- _What the task asks_:
Copy each line in the data that includes the word "color".

- _Listed records_:
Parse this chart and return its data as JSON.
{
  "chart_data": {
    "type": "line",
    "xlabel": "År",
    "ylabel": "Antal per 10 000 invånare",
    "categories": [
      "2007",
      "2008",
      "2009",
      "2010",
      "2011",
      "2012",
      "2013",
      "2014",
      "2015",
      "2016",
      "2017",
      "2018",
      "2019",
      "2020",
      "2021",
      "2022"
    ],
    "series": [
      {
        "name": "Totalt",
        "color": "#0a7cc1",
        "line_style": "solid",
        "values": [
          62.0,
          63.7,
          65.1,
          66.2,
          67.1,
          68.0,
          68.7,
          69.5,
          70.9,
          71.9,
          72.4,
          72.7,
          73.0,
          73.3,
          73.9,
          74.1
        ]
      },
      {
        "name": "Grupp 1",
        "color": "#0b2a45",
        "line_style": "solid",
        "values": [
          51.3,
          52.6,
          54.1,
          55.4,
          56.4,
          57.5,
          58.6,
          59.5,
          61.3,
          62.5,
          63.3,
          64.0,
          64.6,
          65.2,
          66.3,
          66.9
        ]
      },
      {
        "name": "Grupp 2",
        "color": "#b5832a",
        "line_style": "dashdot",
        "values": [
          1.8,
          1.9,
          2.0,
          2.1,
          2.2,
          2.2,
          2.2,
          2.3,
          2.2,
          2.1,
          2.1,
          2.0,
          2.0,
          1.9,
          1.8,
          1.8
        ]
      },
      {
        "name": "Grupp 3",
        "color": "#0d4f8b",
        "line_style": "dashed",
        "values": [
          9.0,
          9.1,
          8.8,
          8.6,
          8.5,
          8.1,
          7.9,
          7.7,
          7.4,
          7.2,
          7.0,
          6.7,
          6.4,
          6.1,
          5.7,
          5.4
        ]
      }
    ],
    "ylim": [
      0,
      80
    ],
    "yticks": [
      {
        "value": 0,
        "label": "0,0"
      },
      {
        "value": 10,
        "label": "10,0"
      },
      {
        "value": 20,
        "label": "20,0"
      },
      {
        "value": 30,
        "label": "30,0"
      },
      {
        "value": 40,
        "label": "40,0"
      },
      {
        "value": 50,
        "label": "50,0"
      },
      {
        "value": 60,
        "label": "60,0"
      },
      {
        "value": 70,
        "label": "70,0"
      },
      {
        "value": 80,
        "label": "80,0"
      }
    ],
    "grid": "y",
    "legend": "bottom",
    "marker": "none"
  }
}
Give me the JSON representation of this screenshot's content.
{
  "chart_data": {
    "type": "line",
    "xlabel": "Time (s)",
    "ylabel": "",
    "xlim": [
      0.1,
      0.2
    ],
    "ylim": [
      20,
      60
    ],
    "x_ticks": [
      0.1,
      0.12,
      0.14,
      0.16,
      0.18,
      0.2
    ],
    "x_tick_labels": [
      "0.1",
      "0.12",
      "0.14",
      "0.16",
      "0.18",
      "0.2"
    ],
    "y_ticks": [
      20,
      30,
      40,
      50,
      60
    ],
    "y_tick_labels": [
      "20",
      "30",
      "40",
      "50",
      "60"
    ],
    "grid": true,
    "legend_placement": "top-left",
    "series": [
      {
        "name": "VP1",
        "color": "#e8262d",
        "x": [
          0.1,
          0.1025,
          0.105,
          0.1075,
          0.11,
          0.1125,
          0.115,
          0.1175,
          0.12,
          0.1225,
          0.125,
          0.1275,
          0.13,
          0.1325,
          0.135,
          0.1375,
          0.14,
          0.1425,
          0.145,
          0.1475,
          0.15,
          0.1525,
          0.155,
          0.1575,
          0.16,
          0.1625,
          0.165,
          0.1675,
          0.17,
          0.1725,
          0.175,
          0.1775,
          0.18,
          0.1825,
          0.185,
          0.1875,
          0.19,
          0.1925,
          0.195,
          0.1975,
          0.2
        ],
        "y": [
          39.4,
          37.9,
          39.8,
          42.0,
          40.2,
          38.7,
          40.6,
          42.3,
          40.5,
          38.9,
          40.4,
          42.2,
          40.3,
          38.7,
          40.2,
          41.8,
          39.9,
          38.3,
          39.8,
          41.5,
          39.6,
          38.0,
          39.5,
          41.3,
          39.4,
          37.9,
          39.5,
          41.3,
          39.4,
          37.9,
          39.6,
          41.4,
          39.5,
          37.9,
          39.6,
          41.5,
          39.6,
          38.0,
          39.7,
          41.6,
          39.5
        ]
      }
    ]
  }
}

- _Written solution_:
        "color": "#0a7cc1",
        "color": "#0b2a45",
        "color": "#b5832a",
        "color": "#0d4f8b",
        "color": "#e8262d",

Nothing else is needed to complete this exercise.